LISTING -
--- Start ---

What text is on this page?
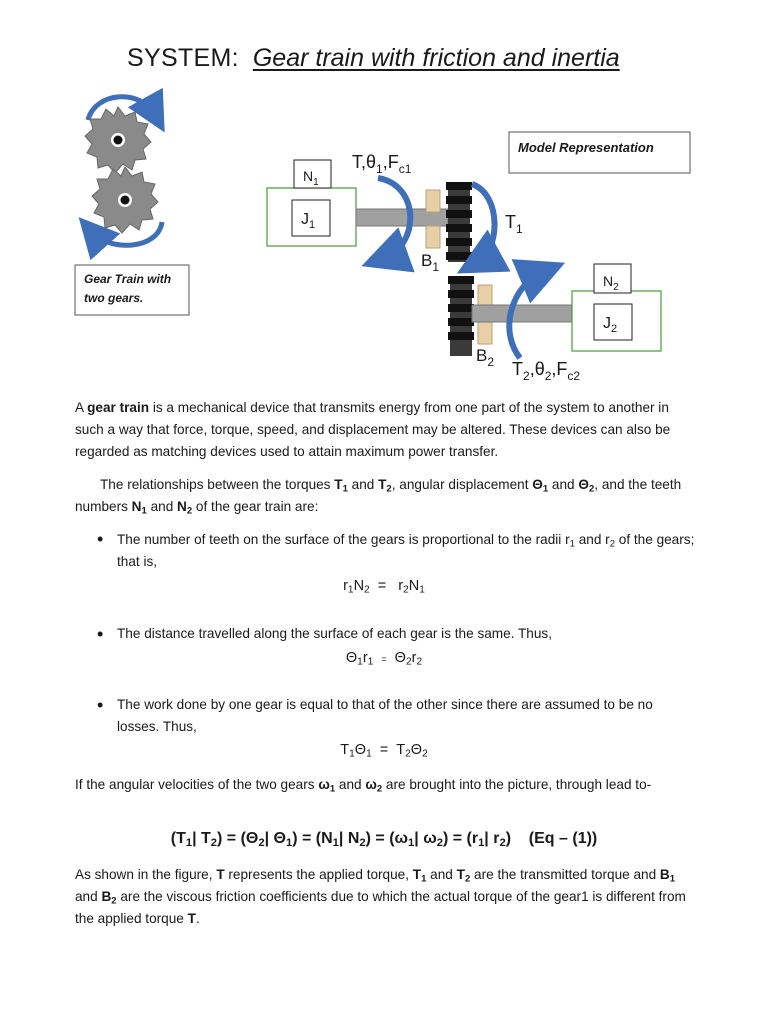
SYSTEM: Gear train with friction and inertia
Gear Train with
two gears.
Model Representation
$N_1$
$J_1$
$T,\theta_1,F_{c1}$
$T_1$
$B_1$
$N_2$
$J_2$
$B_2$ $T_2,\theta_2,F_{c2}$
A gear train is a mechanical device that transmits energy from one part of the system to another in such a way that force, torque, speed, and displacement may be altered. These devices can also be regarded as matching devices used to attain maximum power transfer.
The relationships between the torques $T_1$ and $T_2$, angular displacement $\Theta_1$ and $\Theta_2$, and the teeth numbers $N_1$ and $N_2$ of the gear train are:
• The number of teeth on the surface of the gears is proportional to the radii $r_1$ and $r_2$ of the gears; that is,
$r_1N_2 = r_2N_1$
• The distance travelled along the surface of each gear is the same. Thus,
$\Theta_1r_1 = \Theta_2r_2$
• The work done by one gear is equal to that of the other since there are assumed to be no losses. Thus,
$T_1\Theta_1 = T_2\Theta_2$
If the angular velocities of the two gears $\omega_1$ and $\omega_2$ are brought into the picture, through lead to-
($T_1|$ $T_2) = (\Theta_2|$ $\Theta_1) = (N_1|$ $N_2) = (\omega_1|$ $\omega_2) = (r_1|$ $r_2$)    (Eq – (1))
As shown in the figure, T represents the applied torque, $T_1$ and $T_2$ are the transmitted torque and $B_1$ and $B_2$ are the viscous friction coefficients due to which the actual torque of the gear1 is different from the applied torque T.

--- End ---

DIRECTIVE -
State only how many lines in the material include "angular".

TASK SOLUTION -
2